### Data records
- - - -

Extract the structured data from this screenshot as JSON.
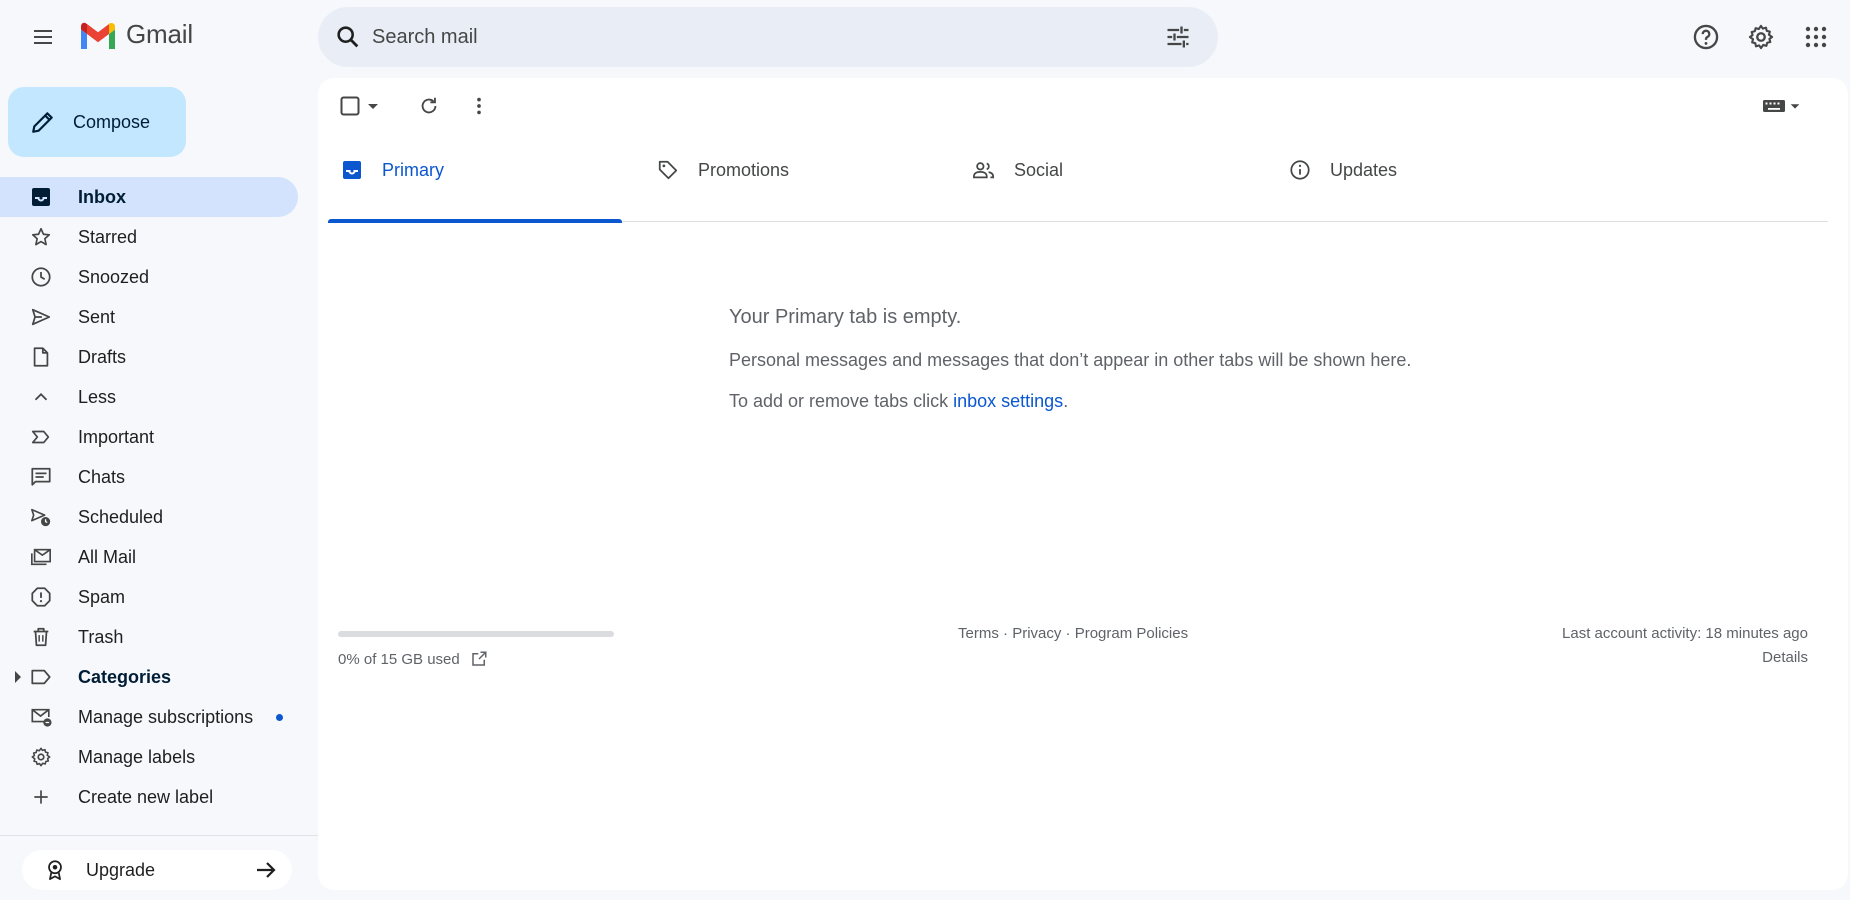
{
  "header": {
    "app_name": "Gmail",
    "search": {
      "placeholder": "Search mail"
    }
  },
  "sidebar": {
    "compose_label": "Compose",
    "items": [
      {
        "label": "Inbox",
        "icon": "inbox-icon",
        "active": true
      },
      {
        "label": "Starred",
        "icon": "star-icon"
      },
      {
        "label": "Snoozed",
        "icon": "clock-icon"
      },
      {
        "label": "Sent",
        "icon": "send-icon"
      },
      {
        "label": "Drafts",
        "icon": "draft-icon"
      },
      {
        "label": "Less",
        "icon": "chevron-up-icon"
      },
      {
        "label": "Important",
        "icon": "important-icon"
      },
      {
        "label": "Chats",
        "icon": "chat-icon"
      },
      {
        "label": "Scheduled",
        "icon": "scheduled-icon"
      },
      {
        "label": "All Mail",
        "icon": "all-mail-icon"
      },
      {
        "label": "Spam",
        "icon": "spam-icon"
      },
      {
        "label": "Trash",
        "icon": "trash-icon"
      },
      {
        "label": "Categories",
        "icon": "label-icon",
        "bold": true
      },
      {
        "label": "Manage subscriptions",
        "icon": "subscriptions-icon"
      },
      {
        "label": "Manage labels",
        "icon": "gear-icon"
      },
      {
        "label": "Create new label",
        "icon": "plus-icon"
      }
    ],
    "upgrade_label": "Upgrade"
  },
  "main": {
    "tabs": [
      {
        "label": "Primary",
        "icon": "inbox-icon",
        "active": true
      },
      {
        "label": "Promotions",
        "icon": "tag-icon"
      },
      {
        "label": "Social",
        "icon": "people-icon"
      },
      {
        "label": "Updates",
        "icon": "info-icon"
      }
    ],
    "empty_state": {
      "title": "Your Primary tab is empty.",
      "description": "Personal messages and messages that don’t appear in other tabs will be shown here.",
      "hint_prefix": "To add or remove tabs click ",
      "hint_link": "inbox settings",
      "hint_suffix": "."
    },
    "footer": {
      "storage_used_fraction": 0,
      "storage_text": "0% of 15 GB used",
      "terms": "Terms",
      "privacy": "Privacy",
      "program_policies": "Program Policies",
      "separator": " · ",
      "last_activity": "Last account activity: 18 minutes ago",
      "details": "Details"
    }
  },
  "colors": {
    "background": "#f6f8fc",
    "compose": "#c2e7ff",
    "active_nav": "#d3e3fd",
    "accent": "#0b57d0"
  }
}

- - - -

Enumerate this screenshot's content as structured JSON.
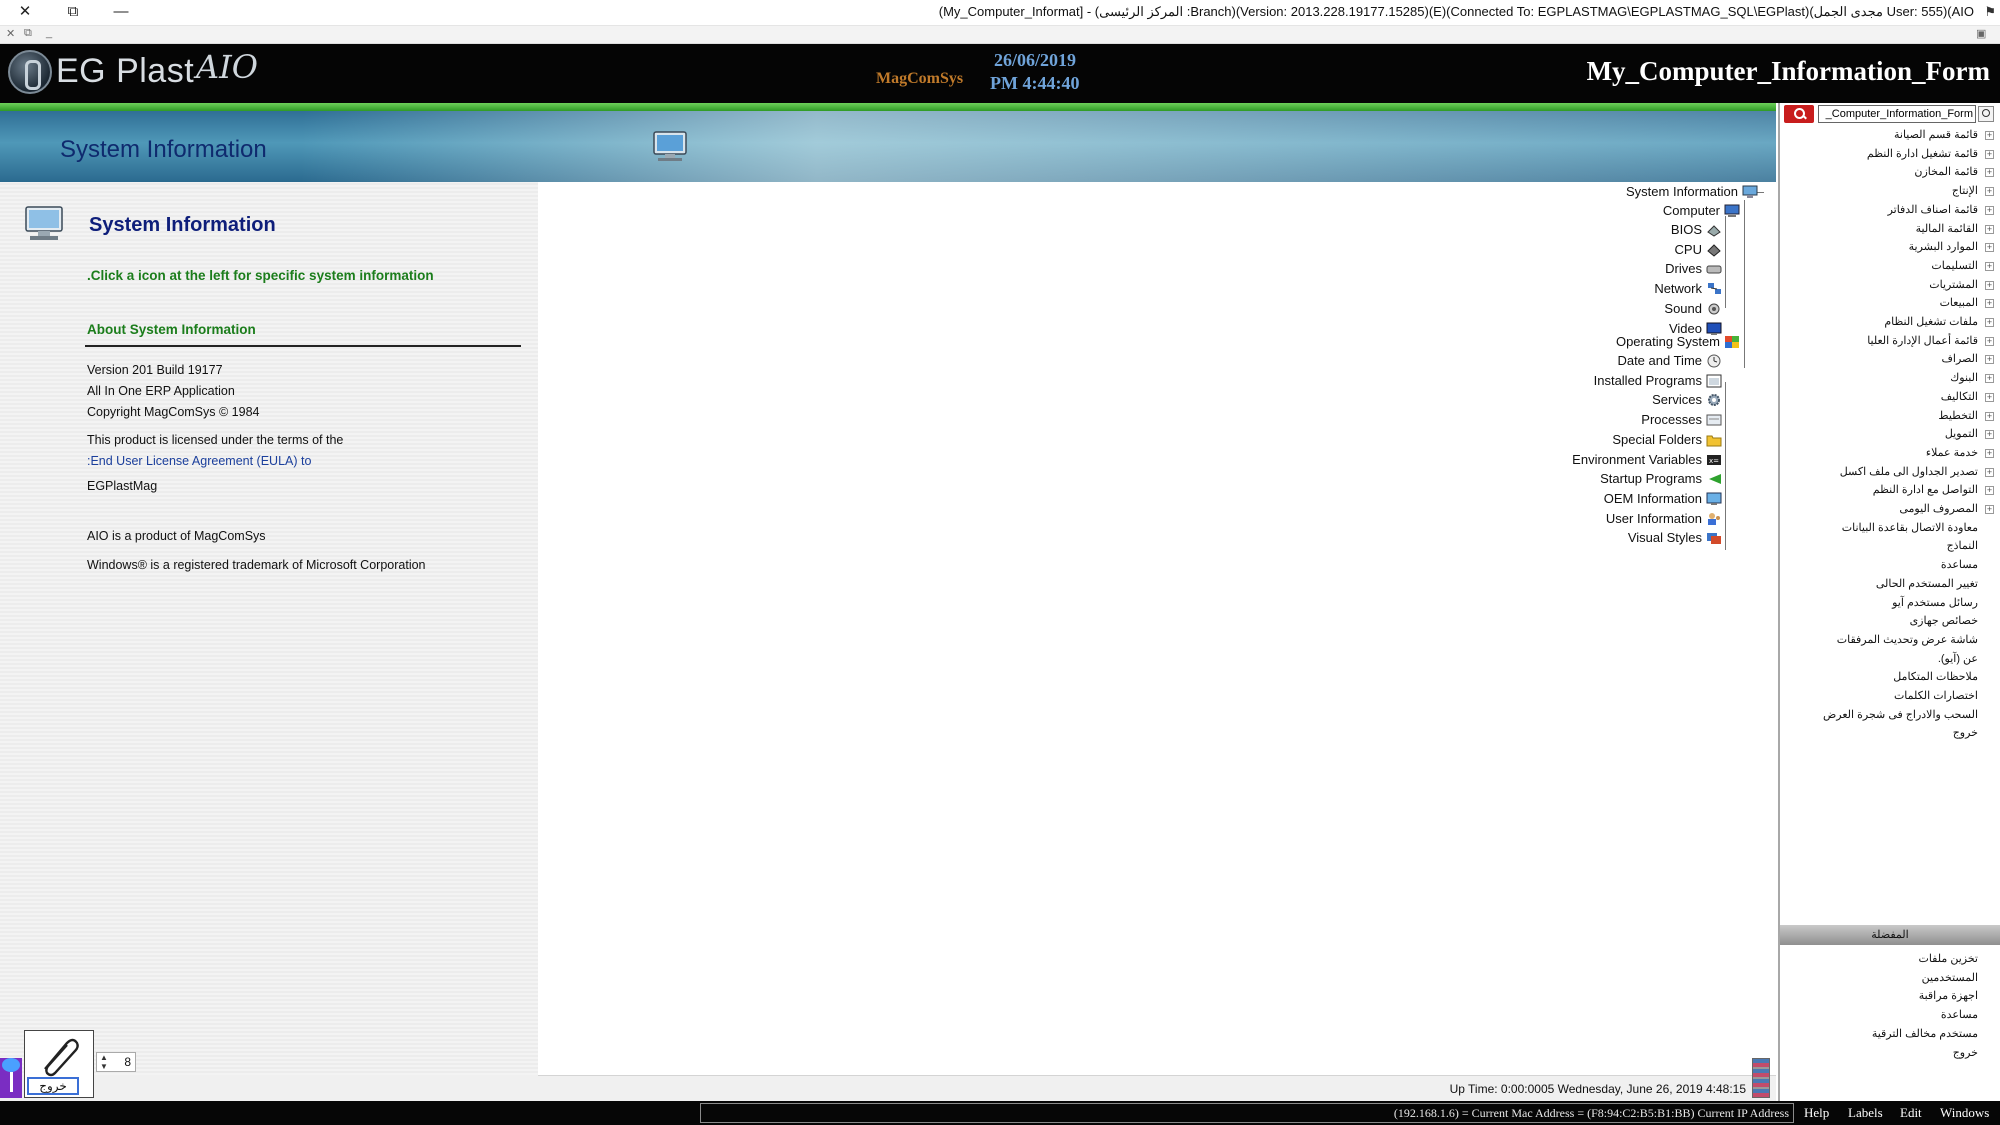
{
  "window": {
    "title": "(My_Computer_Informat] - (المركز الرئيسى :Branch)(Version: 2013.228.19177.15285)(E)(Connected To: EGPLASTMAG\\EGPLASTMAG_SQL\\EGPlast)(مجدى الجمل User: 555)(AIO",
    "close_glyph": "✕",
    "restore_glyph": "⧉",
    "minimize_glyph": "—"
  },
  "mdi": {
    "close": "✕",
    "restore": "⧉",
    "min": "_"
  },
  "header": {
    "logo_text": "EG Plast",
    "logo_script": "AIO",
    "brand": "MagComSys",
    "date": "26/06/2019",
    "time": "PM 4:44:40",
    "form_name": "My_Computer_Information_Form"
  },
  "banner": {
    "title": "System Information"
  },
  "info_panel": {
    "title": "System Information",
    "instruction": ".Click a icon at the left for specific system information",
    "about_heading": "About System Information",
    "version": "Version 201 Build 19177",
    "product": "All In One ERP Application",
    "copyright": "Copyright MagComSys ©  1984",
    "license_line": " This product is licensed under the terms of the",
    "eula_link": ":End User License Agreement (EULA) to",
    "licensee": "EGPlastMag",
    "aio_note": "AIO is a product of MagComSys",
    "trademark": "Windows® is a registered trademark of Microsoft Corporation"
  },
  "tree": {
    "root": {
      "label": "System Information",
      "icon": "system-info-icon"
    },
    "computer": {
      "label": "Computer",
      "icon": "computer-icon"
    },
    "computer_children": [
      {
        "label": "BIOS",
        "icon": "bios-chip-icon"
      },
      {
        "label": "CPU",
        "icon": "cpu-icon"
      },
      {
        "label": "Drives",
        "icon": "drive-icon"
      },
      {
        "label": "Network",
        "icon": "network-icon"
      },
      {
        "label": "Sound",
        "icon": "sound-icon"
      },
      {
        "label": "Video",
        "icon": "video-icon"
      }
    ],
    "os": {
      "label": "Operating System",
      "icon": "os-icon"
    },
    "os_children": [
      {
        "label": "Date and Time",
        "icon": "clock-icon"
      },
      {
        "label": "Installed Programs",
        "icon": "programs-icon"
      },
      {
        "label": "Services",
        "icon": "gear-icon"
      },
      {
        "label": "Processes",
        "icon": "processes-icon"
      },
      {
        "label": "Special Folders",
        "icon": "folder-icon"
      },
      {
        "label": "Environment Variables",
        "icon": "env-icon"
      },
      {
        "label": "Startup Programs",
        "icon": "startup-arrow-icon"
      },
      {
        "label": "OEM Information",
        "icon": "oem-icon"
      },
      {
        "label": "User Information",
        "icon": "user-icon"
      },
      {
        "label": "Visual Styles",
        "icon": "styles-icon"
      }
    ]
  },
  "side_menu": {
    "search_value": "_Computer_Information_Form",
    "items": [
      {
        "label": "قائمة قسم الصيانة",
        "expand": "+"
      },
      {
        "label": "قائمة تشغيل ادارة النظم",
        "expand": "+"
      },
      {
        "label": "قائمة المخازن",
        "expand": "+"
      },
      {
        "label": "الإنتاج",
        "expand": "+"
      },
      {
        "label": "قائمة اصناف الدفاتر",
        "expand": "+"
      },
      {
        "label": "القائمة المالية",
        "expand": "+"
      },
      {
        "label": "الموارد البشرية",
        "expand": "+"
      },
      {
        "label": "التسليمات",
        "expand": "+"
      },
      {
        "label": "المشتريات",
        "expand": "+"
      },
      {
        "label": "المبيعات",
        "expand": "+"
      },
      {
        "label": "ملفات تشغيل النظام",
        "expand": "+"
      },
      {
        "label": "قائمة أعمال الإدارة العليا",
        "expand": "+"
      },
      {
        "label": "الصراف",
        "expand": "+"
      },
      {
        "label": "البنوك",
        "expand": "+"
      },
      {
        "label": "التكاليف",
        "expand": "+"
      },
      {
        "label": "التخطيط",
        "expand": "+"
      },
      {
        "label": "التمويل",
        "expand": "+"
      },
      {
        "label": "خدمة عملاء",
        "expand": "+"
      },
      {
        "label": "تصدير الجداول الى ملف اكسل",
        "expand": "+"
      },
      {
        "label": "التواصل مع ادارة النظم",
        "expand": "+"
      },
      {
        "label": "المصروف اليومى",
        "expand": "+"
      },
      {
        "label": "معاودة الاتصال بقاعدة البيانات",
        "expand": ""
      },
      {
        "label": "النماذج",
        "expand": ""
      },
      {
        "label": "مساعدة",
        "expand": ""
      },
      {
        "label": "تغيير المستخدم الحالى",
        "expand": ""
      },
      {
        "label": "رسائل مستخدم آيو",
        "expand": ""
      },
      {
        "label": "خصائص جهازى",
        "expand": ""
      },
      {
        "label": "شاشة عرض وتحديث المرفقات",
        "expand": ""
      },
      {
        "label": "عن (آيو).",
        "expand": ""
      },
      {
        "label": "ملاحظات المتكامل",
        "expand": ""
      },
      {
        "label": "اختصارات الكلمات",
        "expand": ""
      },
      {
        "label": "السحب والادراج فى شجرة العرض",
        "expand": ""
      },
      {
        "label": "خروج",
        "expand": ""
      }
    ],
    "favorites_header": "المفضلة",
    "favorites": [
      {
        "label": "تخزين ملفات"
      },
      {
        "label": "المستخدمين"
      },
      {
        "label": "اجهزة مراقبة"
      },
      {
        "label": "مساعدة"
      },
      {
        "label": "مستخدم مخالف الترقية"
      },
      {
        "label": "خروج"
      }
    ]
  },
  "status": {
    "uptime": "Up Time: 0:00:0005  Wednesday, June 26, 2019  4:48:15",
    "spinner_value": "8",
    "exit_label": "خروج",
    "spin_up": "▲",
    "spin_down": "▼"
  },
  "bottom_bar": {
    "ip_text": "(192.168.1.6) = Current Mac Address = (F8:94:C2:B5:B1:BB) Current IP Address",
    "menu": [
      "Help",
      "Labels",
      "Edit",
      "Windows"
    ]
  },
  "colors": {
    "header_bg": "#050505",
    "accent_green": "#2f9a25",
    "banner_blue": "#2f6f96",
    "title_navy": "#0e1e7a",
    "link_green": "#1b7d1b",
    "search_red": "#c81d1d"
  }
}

- - - -

### THE PROBLEM
Read the entries and pick out all lines that include the word "MagComSys".

### SOLUTION TO THE PROBLEM
    "brand": "MagComSys",
    "copyright": "Copyright MagComSys ©  1984",
    "aio_note": "AIO is a product of MagComSys",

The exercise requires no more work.